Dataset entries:
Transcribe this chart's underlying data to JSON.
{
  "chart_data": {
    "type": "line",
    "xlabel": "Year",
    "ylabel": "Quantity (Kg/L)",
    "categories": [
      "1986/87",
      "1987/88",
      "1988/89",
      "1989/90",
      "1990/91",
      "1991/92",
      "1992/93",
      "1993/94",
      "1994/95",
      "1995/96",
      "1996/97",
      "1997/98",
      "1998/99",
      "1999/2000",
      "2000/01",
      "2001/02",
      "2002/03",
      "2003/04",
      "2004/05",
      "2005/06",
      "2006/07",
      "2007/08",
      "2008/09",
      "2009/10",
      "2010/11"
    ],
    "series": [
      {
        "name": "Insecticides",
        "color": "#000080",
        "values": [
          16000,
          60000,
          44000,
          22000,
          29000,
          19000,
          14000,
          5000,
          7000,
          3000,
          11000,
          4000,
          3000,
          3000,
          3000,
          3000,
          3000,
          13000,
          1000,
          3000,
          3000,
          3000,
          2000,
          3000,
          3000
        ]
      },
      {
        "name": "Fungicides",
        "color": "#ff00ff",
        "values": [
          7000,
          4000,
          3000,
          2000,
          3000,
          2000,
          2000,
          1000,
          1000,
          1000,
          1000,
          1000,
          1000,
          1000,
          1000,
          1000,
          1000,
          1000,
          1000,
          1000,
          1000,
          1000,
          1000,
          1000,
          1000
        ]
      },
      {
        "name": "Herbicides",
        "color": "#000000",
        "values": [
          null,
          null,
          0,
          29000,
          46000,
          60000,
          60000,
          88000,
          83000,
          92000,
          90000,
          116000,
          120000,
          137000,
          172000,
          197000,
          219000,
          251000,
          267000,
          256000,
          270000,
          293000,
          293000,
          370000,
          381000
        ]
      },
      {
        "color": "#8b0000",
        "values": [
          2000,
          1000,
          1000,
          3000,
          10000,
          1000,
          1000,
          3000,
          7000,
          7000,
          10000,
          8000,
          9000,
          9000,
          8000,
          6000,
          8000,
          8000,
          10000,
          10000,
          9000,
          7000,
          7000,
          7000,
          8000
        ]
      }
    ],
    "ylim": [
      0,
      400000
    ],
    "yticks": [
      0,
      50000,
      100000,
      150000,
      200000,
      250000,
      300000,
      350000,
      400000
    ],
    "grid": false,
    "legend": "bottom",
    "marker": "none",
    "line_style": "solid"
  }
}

The request
Scan the data above and copy every line with "name" in it.

Result of this task
        "name": "Insecticides",
        "name": "Fungicides",
        "name": "Herbicides",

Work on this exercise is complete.